— begin —
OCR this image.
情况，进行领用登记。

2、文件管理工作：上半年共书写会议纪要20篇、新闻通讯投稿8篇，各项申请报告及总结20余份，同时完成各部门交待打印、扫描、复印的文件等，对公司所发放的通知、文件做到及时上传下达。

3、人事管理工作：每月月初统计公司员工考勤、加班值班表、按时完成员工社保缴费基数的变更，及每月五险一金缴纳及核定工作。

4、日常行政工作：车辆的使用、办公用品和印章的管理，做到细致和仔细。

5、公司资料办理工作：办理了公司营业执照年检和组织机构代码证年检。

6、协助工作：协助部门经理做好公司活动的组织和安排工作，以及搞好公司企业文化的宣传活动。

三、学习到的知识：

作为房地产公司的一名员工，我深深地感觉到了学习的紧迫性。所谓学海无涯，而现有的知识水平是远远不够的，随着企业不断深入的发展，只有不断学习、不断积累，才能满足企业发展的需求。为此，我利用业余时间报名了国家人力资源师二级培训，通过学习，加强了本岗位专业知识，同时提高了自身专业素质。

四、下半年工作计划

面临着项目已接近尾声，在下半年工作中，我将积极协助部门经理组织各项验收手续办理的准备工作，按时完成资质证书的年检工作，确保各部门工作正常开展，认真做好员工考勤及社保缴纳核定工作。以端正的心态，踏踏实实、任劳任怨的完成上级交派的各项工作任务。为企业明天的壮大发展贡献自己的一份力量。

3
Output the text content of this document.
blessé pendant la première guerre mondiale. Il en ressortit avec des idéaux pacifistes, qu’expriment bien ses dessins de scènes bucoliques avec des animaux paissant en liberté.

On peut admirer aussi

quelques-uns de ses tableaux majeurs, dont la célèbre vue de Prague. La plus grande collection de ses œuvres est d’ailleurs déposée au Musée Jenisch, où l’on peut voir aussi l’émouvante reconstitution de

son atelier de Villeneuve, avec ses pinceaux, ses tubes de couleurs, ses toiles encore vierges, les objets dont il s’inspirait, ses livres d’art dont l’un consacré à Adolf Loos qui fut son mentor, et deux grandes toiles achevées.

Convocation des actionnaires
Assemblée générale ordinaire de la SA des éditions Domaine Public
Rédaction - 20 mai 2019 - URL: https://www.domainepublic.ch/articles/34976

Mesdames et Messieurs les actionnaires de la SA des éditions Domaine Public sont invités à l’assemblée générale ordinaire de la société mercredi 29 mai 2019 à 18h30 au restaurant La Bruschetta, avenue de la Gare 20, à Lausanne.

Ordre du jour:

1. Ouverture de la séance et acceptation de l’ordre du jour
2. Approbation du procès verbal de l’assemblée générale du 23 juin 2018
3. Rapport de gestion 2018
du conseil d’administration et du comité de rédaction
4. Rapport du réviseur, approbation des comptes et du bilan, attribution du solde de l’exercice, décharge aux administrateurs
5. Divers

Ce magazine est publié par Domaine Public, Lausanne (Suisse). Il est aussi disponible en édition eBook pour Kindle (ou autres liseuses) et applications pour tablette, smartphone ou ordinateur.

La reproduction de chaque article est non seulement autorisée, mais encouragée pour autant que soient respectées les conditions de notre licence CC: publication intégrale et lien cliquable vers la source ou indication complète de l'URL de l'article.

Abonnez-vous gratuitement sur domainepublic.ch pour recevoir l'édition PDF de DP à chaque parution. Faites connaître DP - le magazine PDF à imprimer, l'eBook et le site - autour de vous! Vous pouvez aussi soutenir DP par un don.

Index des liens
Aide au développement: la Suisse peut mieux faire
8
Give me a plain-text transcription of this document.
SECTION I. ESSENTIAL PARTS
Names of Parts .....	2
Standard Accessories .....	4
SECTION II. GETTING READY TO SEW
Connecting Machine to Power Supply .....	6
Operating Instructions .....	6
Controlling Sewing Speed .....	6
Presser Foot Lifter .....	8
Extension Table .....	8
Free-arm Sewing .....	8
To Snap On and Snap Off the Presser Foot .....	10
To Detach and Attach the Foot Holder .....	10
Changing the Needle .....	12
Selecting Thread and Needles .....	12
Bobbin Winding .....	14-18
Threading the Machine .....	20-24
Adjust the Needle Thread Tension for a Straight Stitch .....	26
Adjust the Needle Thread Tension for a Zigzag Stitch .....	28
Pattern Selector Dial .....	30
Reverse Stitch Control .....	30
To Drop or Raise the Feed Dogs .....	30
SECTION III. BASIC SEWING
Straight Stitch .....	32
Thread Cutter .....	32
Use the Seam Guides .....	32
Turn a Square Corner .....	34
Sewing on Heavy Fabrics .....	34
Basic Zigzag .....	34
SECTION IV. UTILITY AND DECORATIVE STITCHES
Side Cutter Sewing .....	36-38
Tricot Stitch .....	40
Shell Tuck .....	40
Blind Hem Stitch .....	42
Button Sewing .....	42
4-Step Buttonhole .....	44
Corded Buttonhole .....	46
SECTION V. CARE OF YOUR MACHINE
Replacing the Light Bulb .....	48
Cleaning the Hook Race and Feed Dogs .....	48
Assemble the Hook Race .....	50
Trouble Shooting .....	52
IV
— end —
**Job**
Find every line that holds "Straight" and copy it.

**Task output**
Adjust the Needle Thread Tension for a Straight Stitch .....	26
Straight Stitch .....	32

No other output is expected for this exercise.